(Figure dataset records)
□ □ □ □ □ □ □

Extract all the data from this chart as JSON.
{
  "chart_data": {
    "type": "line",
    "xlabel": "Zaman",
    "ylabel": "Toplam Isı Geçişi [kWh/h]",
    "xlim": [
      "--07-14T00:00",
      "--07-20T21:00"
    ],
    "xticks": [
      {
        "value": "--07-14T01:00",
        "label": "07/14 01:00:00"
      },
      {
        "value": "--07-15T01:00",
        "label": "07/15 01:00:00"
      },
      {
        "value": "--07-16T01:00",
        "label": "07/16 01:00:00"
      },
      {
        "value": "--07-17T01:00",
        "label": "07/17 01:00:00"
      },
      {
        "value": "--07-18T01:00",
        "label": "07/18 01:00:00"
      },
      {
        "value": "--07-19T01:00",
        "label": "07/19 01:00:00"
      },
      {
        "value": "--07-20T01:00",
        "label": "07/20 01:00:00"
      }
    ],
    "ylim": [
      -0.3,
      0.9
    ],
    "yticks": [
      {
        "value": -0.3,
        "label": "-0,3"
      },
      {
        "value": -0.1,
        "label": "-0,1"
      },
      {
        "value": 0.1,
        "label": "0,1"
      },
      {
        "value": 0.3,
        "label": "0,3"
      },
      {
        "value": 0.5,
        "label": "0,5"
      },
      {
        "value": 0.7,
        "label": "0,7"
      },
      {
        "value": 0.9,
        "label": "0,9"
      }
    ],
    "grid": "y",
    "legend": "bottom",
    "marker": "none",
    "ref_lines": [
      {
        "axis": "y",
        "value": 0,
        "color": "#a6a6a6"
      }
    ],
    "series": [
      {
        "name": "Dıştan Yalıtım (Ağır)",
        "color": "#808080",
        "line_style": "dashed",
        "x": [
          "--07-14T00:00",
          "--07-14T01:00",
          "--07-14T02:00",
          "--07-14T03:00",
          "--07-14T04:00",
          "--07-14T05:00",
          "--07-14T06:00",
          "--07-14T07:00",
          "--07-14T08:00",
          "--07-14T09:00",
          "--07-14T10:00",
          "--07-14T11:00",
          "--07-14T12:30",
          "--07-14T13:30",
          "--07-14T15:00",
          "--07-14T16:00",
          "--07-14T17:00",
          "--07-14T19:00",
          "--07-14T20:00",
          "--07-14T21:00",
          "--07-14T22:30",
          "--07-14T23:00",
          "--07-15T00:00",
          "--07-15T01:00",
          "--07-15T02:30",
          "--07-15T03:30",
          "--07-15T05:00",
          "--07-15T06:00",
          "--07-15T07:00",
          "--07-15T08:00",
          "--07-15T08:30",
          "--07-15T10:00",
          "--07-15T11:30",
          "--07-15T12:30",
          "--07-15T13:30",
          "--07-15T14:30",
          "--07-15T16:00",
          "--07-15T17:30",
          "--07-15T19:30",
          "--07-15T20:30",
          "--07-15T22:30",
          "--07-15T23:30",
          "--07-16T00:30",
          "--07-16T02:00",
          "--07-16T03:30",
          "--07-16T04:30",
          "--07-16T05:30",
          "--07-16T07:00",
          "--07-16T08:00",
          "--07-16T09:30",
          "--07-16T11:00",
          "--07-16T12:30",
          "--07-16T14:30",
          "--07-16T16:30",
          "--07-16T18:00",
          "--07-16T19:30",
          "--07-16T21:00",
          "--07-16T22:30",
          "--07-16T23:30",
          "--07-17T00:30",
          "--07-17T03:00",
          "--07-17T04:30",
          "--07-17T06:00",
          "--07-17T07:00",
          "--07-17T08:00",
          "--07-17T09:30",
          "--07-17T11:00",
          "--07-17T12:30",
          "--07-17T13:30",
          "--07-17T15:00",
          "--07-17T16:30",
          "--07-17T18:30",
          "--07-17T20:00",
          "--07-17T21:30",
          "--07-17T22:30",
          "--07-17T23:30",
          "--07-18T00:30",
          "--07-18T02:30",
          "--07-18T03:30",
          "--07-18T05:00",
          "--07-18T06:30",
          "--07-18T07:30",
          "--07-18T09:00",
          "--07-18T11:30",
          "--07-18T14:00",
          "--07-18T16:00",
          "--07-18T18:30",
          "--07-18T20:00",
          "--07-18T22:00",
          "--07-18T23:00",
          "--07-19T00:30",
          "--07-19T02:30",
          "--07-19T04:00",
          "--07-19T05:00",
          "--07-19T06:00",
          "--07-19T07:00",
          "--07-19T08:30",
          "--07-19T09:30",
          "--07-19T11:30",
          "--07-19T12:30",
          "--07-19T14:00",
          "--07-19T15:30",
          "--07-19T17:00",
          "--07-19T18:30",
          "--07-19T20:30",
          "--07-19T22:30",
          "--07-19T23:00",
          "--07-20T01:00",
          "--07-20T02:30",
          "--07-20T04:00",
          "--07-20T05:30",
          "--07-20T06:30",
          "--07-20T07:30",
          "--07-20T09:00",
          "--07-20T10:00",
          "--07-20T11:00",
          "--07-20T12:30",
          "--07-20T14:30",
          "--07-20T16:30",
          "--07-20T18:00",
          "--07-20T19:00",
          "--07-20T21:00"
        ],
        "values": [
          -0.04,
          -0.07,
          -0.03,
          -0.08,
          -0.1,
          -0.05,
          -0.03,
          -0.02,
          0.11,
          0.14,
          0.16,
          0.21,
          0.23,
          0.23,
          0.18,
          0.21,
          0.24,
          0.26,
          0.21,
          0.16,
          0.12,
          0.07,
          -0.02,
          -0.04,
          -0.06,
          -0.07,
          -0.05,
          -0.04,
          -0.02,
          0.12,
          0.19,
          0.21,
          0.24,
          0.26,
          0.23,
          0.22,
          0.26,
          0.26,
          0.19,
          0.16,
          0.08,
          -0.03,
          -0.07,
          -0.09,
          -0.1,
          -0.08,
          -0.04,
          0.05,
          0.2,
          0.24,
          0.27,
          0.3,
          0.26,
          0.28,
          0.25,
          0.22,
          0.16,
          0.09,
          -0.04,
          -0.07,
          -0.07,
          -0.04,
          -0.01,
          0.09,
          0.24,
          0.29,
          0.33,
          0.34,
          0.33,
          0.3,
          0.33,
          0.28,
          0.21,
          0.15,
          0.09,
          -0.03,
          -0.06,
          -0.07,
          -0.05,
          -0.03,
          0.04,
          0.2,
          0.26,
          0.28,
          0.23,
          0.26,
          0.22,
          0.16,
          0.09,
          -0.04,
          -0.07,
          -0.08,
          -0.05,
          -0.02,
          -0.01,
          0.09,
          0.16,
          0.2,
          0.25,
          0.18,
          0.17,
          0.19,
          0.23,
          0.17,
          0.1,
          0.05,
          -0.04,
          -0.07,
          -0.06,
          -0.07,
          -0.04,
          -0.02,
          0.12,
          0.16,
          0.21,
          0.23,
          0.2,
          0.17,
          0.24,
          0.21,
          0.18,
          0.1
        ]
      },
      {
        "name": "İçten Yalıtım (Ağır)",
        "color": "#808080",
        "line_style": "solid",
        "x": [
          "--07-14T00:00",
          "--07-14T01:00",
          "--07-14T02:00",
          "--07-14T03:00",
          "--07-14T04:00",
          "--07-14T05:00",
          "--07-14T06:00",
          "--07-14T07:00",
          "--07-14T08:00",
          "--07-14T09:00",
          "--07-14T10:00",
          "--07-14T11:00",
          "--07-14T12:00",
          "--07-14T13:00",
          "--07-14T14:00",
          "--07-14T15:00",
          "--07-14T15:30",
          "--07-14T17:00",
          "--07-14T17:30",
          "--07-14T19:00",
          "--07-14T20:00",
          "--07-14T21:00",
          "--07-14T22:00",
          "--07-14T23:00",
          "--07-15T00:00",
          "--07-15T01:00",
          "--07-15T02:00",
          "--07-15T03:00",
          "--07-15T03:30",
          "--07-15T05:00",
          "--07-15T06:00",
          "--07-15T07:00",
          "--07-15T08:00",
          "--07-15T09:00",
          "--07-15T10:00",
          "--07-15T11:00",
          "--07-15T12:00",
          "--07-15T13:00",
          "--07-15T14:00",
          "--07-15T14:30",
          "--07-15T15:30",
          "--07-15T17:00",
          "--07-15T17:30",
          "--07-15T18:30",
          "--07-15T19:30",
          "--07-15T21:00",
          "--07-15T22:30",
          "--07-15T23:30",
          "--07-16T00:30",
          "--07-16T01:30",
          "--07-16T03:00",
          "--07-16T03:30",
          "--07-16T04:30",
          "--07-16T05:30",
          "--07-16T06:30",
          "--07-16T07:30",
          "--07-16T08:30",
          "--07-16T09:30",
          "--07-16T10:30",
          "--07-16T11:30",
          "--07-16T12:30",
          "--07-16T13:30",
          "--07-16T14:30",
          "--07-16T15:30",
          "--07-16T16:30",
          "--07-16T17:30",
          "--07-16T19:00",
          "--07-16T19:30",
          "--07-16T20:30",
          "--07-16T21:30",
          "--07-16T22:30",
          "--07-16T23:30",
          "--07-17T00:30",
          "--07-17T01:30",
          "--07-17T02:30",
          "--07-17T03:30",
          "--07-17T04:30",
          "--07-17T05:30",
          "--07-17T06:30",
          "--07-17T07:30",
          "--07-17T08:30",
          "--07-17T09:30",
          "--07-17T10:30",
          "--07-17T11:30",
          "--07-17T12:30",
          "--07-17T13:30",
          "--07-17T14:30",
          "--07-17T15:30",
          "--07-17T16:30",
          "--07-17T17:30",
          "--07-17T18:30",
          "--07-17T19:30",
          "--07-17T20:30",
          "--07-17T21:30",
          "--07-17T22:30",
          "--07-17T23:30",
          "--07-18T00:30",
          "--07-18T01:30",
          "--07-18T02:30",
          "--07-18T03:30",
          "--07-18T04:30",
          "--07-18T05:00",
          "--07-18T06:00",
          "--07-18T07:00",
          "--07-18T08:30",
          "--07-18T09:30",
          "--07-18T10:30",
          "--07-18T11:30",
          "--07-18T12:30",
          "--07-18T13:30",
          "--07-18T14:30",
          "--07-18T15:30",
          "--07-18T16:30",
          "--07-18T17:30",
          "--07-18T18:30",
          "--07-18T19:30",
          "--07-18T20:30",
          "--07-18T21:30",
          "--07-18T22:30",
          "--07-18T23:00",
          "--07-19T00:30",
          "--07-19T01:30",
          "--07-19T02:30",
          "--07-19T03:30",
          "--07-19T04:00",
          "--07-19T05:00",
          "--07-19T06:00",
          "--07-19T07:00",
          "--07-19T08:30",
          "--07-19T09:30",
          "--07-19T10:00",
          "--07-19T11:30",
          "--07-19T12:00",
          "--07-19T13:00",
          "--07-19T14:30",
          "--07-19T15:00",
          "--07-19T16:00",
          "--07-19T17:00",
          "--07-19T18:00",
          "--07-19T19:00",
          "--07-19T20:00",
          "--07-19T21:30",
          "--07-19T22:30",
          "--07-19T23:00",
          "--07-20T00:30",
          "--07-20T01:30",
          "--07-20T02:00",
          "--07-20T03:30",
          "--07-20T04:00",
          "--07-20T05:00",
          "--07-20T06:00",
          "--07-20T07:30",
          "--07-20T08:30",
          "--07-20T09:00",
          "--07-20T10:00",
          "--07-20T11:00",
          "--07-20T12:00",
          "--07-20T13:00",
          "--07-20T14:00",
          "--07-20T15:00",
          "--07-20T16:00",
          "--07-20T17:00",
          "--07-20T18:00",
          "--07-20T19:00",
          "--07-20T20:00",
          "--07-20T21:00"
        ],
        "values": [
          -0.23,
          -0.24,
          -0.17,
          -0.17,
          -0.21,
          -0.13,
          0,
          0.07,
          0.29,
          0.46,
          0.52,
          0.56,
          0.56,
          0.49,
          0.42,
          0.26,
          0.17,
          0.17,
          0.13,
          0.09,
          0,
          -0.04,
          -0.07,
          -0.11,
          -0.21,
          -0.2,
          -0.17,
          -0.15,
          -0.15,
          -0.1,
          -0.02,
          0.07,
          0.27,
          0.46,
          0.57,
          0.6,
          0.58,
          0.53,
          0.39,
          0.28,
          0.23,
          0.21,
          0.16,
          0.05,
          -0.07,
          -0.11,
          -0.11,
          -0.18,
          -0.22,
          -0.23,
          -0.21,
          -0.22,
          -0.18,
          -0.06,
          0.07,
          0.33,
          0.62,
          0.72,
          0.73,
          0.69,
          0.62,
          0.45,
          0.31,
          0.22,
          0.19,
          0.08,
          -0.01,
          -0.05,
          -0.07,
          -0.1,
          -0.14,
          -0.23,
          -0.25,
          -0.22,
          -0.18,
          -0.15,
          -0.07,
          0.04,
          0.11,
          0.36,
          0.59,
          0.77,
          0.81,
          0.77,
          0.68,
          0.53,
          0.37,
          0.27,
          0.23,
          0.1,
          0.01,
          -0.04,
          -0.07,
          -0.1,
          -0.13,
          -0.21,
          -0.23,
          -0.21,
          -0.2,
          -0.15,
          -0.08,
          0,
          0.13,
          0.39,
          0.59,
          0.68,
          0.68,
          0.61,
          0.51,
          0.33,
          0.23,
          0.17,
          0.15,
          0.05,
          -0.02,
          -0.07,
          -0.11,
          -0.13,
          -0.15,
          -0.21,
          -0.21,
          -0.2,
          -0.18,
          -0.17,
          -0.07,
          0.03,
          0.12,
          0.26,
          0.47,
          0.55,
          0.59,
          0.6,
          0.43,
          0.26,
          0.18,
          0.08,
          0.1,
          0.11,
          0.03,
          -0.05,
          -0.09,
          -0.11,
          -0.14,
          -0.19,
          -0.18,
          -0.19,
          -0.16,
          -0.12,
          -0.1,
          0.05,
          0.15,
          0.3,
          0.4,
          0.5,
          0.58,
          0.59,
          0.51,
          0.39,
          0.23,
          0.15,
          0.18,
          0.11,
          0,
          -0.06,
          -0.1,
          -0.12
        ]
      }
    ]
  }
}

□ □ □ □ □ □ □

● OBJECTIVE: Of all the lines in the entries, how many contain the word "Yalıtım"? Give only the number.

● WRITTEN ANSWER: 2